- STORED DATA
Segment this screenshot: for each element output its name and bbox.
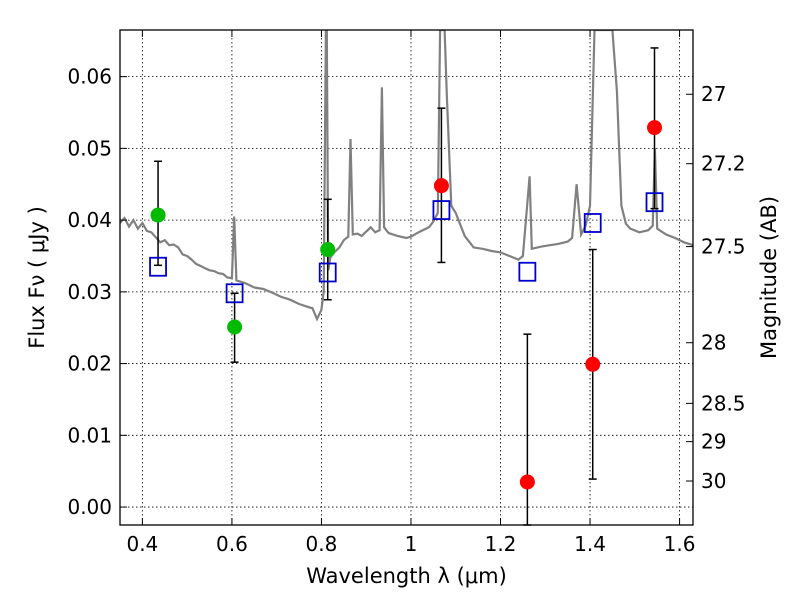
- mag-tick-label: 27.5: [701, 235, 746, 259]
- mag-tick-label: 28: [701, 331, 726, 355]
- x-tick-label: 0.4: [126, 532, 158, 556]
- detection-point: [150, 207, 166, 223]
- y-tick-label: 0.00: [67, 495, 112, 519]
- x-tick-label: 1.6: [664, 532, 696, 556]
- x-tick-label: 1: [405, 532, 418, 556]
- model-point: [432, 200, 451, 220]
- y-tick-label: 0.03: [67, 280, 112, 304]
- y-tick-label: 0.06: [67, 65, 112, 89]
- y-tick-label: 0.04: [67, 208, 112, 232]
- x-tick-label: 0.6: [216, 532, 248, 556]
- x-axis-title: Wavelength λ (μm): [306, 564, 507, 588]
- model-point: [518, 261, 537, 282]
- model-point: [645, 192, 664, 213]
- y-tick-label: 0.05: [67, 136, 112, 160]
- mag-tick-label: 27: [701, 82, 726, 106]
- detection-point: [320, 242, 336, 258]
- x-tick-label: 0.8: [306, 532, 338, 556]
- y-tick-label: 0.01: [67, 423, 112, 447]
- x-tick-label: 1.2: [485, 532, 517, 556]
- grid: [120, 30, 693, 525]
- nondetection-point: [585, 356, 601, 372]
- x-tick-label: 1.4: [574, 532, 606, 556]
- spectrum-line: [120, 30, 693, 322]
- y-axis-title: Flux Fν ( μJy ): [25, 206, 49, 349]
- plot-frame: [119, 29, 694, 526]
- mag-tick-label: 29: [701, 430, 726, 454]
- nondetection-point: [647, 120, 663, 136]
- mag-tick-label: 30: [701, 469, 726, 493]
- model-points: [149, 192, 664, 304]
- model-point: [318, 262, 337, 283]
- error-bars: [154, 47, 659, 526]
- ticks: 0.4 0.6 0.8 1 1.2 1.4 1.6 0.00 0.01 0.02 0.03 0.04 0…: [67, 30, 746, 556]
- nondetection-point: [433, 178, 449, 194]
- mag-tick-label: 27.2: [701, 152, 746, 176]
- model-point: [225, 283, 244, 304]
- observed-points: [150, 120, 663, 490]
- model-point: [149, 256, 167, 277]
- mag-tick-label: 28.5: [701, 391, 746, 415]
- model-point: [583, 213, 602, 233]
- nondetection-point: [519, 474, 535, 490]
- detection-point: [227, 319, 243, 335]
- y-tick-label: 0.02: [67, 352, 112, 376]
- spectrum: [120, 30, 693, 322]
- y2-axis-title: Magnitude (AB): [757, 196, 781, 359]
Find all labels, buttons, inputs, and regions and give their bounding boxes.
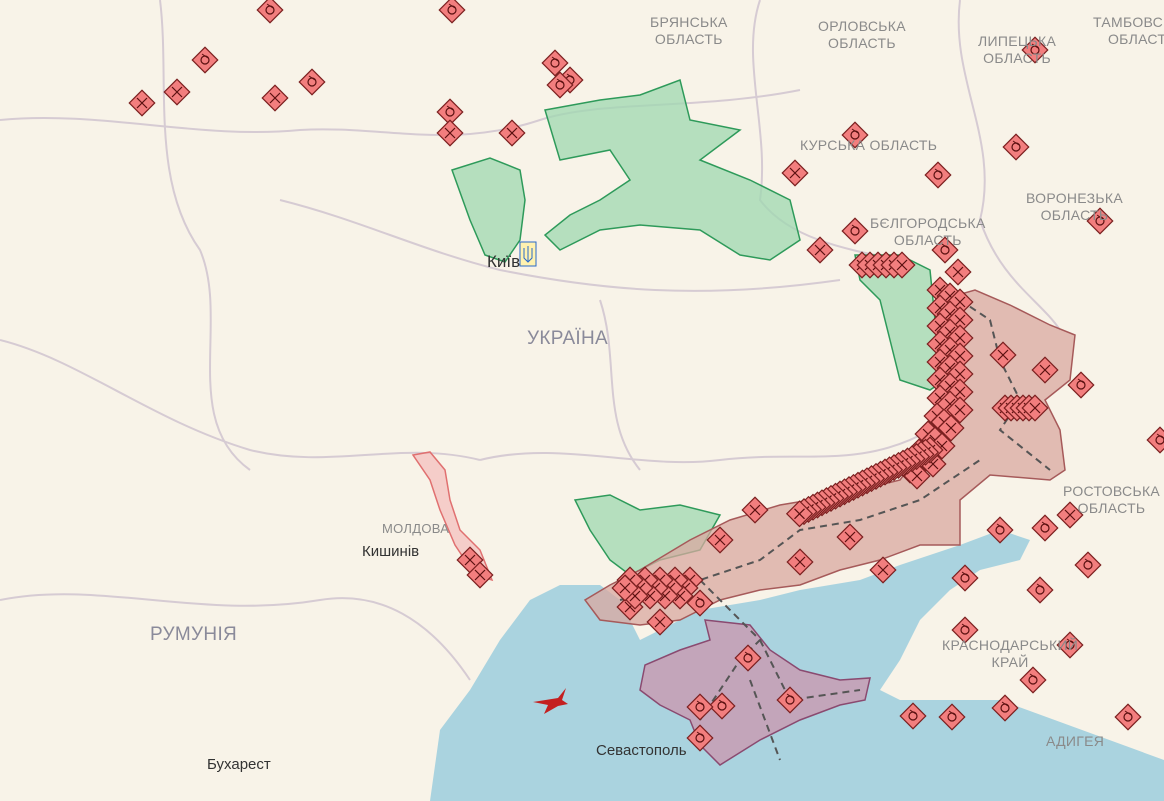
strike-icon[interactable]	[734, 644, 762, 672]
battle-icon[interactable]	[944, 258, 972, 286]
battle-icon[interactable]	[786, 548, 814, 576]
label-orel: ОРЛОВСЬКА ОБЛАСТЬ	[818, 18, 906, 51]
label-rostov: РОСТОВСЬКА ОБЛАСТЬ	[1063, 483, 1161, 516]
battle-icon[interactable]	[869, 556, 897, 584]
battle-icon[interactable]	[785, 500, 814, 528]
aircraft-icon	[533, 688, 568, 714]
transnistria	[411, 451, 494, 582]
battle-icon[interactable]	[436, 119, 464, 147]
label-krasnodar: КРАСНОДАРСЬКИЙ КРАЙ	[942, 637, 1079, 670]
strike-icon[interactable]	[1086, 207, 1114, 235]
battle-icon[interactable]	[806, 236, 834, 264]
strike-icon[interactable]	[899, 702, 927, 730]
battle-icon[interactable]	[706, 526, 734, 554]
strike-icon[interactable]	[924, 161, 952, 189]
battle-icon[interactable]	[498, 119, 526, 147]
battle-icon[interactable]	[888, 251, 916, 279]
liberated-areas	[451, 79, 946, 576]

- REQUIRED WORK
Format every line of the material above as a JSON list of strings, one string per line. Skip blank lines and leave out the pictures.

- RESPONSE
[
  "Segment this screenshot: for each element output its name and bbox.",
  "- mag-tick-label: 27.5: [701, 235, 746, 259]",
  "- mag-tick-label: 28: [701, 331, 726, 355]",
  "- x-tick-label: 0.4: [126, 532, 158, 556]",
  "- detection-point: [150, 207, 166, 223]",
  "- y-tick-label: 0.00: [67, 495, 112, 519]",
  "- x-tick-label: 1.6: [664, 532, 696, 556]",
  "- x-tick-label: 1: [405, 532, 418, 556]",
  "- model-point: [432, 200, 451, 220]",
  "- y-tick-label: 0.03: [67, 280, 112, 304]",
  "- y-tick-label: 0.06: [67, 65, 112, 89]",
  "- y-tick-label: 0.04: [67, 208, 112, 232]",
  "- x-tick-label: 0.6: [216, 532, 248, 556]",
  "- x-axis-title: Wavelength λ (μm): [306, 564, 507, 588]",
  "- model-point: [518, 261, 537, 282]",
  "- model-point: [645, 192, 664, 213]",
  "- y-tick-label: 0.05: [67, 136, 112, 160]",
  "- mag-tick-label: 27: [701, 82, 726, 106]",
  "- detection-point: [320, 242, 336, 258]",
  "- x-tick-label: 0.8: [306, 532, 338, 556]",
  "- y-tick-label: 0.01: [67, 423, 112, 447]",
  "- x-tick-label: 1.2: [485, 532, 517, 556]",
  "- grid: [120, 30, 693, 525]",
  "- nondetection-point: [585, 356, 601, 372]",
  "- x-tick-label: 1.4: [574, 532, 606, 556]",
  "- spectrum-line: [120, 30, 693, 322]",
  "- y-axis-title: Flux Fν ( μJy ): [25, 206, 49, 349]",
  "- plot-frame: [119, 29, 694, 526]",
  "- mag-tick-label: 29: [701, 430, 726, 454]",
  "- nondetection-point: [647, 120, 663, 136]",
  "- mag-tick-label: 30: [701, 469, 726, 493]",
  "- model-points: [149, 192, 664, 304]",
  "- model-point: [318, 262, 337, 283]",
  "- error-bars: [154, 47, 659, 526]",
  "- ticks: 0.4 0.6 0.8 1 1.2 1.4 1.6 0.00 0.01 0.02 0.03 0.04 0…: [67, 30, 746, 556]",
  "- nondetection-point: [433, 178, 449, 194]",
  "- mag-tick-label: 27.2: [701, 152, 746, 176]",
  "- model-point: [225, 283, 244, 304]",
  "- observed-points: [150, 120, 663, 490]",
  "- model-point: [149, 256, 167, 277]",
  "- mag-tick-label: 28.5: [701, 391, 746, 415]",
  "- model-point: [583, 213, 602, 233]",
  "- nondetection-point: [519, 474, 535, 490]",
  "- detection-point: [227, 319, 243, 335]",
  "- y-tick-label: 0.02: [67, 352, 112, 376]",
  "- spectrum: [120, 30, 693, 322]",
  "- y2-axis-title: Magnitude (AB): [757, 196, 781, 359]",
  "Find all labels, buttons, inputs, and regions and give their bounding boxes.",
  "strike-icon[interactable]\t[734, 644, 762, 672]",
  "battle-icon[interactable]\t[944, 258, 972, 286]",
  "battle-icon[interactable]\t[786, 548, 814, 576]",
  "label-orel: ОРЛОВСЬКА ОБЛАСТЬ\t[818, 18, 906, 51]",
  "label-rostov: РОСТОВСЬКА ОБЛАСТЬ\t[1063, 483, 1161, 516]",
  "battle-icon[interactable]\t[869, 556, 897, 584]",
  "battle-icon[interactable]\t[785, 500, 814, 528]",
  "aircraft-icon\t[533, 688, 568, 714]",
  "transnistria\t[411, 451, 494, 582]",
  "battle-icon[interactable]\t[436, 119, 464, 147]",
  "label-krasnodar: КРАСНОДАРСЬКИЙ КРАЙ\t[942, 637, 1079, 670]",
  "strike-icon[interactable]\t[1086, 207, 1114, 235]",
  "battle-icon[interactable]\t[806, 236, 834, 264]",
  "strike-icon[interactable]\t[899, 702, 927, 730]",
  "battle-icon[interactable]\t[706, 526, 734, 554]",
  "strike-icon[interactable]\t[924, 161, 952, 189]",
  "battle-icon[interactable]\t[498, 119, 526, 147]",
  "battle-icon[interactable]\t[888, 251, 916, 279]",
  "liberated-areas\t[451, 79, 946, 576]"
]